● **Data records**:

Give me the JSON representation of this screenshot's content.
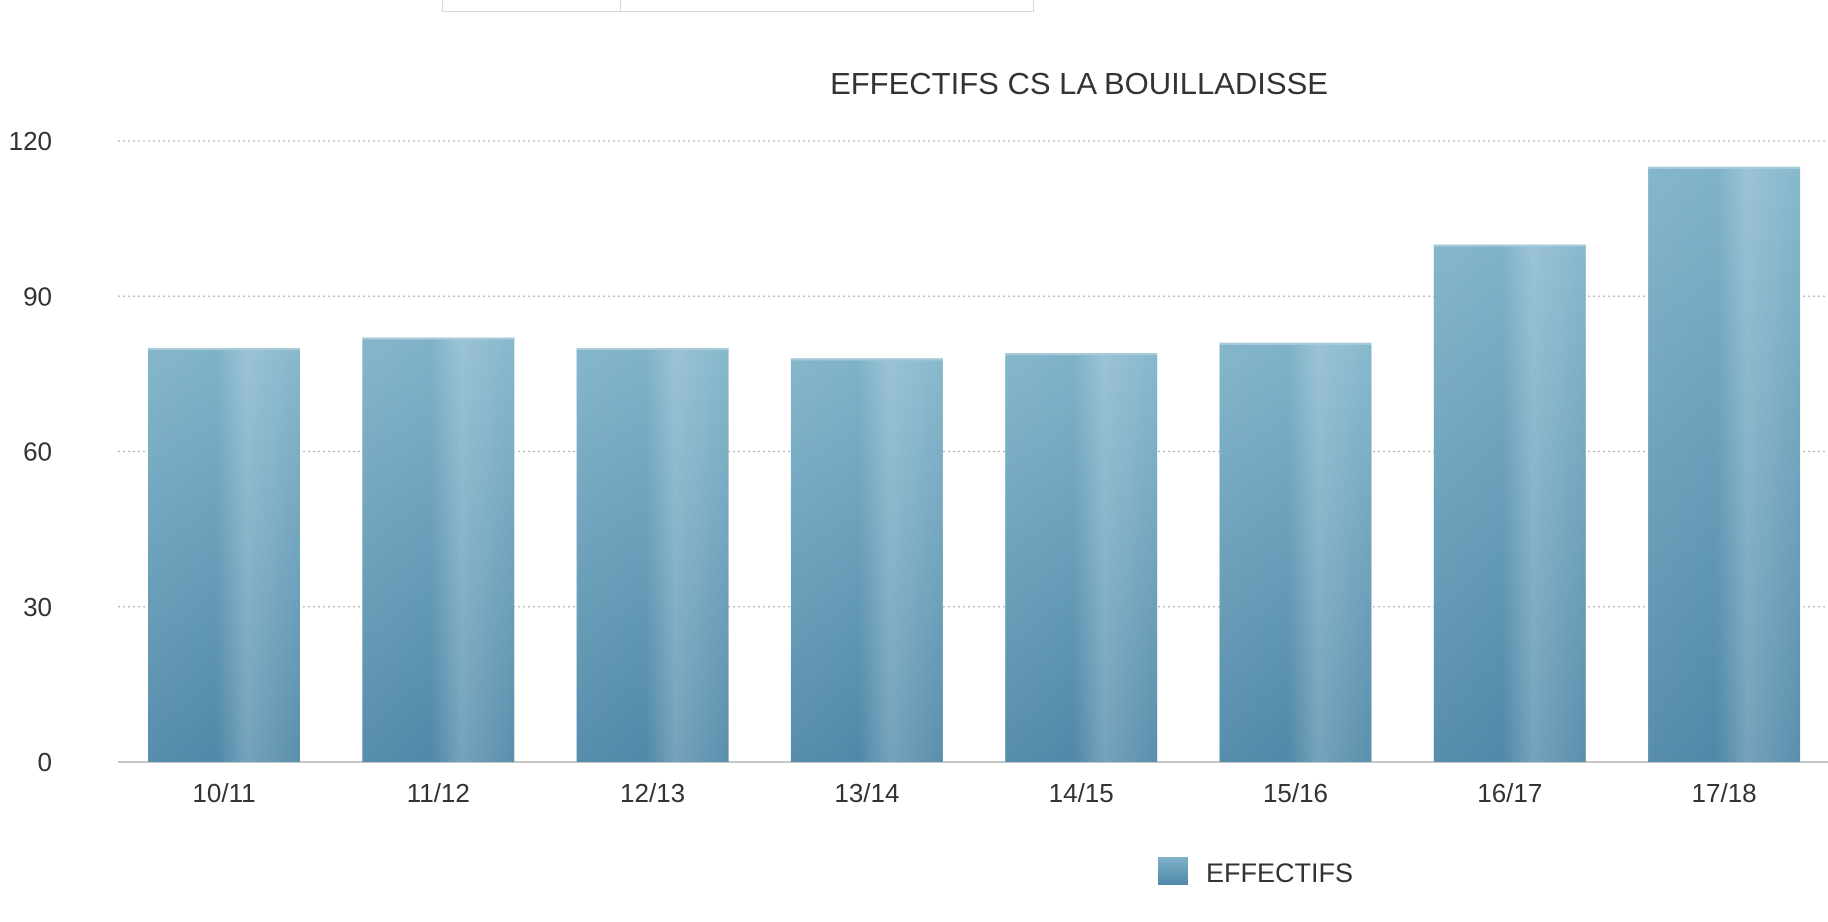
{
  "chart_data": {
    "type": "bar",
    "title": "EFFECTIFS CS LA BOUILLADISSE",
    "xlabel": "",
    "ylabel": "",
    "categories": [
      "10/11",
      "11/12",
      "12/13",
      "13/14",
      "14/15",
      "15/16",
      "16/17",
      "17/18"
    ],
    "series": [
      {
        "name": "EFFECTIFS",
        "values": [
          80,
          82,
          80,
          78,
          79,
          81,
          100,
          115
        ]
      }
    ],
    "ylim": [
      0,
      120
    ],
    "yticks": [
      "0",
      "30",
      "60",
      "90",
      "120"
    ],
    "grid": true,
    "legend_position": "bottom",
    "colors": {
      "bar_top": "#7fb3c9",
      "bar_bottom": "#4f88a8",
      "bar_highlight": "#a9cbd9",
      "grid": "#b3b3b3",
      "axis": "#b3b3b3",
      "text": "#333333"
    }
  }
}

● **Description of the task**: Restate each line of the records exactly; pictures do not belong in the copy.

● **Complete answer**:
Give me the JSON representation of this screenshot's content.
{
  "chart_data": {
    "type": "bar",
    "title": "EFFECTIFS CS LA BOUILLADISSE",
    "xlabel": "",
    "ylabel": "",
    "categories": [
      "10/11",
      "11/12",
      "12/13",
      "13/14",
      "14/15",
      "15/16",
      "16/17",
      "17/18"
    ],
    "series": [
      {
        "name": "EFFECTIFS",
        "values": [
          80,
          82,
          80,
          78,
          79,
          81,
          100,
          115
        ]
      }
    ],
    "ylim": [
      0,
      120
    ],
    "yticks": [
      "0",
      "30",
      "60",
      "90",
      "120"
    ],
    "grid": true,
    "legend_position": "bottom",
    "colors": {
      "bar_top": "#7fb3c9",
      "bar_bottom": "#4f88a8",
      "bar_highlight": "#a9cbd9",
      "grid": "#b3b3b3",
      "axis": "#b3b3b3",
      "text": "#333333"
    }
  }
}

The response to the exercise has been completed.